Exercise task:
The records that follow must be reproduced in full, exactly as written.

Input for this task:
☆ ☆ ☆ ☆
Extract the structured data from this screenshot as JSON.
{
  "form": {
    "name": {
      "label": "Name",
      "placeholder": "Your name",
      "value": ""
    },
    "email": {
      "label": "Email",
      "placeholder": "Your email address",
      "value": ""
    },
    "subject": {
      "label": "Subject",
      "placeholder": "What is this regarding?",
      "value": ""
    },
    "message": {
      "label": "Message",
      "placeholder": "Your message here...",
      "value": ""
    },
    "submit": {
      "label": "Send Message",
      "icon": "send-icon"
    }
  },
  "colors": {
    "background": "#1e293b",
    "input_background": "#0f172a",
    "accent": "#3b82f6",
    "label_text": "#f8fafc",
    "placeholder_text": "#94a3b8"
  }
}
☆ ☆ ☆ ☆
Full output:
Extract the structured data from this screenshot as JSON.
{
  "form": {
    "name": {
      "label": "Name",
      "placeholder": "Your name",
      "value": ""
    },
    "email": {
      "label": "Email",
      "placeholder": "Your email address",
      "value": ""
    },
    "subject": {
      "label": "Subject",
      "placeholder": "What is this regarding?",
      "value": ""
    },
    "message": {
      "label": "Message",
      "placeholder": "Your message here...",
      "value": ""
    },
    "submit": {
      "label": "Send Message",
      "icon": "send-icon"
    }
  },
  "colors": {
    "background": "#1e293b",
    "input_background": "#0f172a",
    "accent": "#3b82f6",
    "label_text": "#f8fafc",
    "placeholder_text": "#94a3b8"
  }
}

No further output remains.